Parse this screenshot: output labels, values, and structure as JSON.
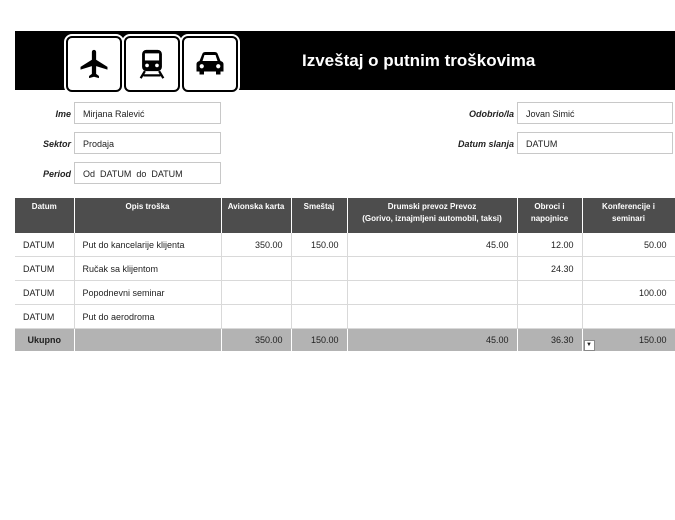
{
  "header": {
    "title": "Izveštaj o putnim troškovima",
    "icons": [
      "airplane-icon",
      "train-icon",
      "car-icon"
    ]
  },
  "form": {
    "name_label": "Ime",
    "name_value": "Mirjana Ralević",
    "sector_label": "Sektor",
    "sector_value": "Prodaja",
    "period_label": "Period",
    "period_value": "Od  DATUM  do  DATUM",
    "approved_label": "Odobrio/la",
    "approved_value": "Jovan Simić",
    "sent_label": "Datum slanja",
    "sent_value": "DATUM"
  },
  "table": {
    "headers": {
      "date": "Datum",
      "desc": "Opis troška",
      "airfare": "Avionska karta",
      "lodging": "Smeštaj",
      "ground1": "Drumski prevoz Prevoz",
      "ground2": "(Gorivo, iznajmljeni automobil, taksi)",
      "meals1": "Obroci i",
      "meals2": "napojnice",
      "conf1": "Konferencije i",
      "conf2": "seminari"
    },
    "rows": [
      {
        "date": "DATUM",
        "desc": "Put do kancelarije klijenta",
        "airfare": "350.00",
        "lodging": "150.00",
        "ground": "45.00",
        "meals": "12.00",
        "conf": "50.00"
      },
      {
        "date": "DATUM",
        "desc": "Ručak sa klijentom",
        "airfare": "",
        "lodging": "",
        "ground": "",
        "meals": "24.30",
        "conf": ""
      },
      {
        "date": "DATUM",
        "desc": "Popodnevni seminar",
        "airfare": "",
        "lodging": "",
        "ground": "",
        "meals": "",
        "conf": "100.00"
      },
      {
        "date": "DATUM",
        "desc": "Put do aerodroma",
        "airfare": "",
        "lodging": "",
        "ground": "",
        "meals": "",
        "conf": ""
      }
    ],
    "total": {
      "label": "Ukupno",
      "airfare": "350.00",
      "lodging": "150.00",
      "ground": "45.00",
      "meals": "36.30",
      "conf": "150.00"
    }
  }
}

=== WHAT THE TASK REQUIRES ===
Report each line in the preceding entries that holds the string "desc".

=== THE OUTPUT ===
      "desc": "Opis troška",
        "desc": "Put do kancelarije klijenta",
        "desc": "Ručak sa klijentom",
        "desc": "Popodnevni seminar",
        "desc": "Put do aerodroma",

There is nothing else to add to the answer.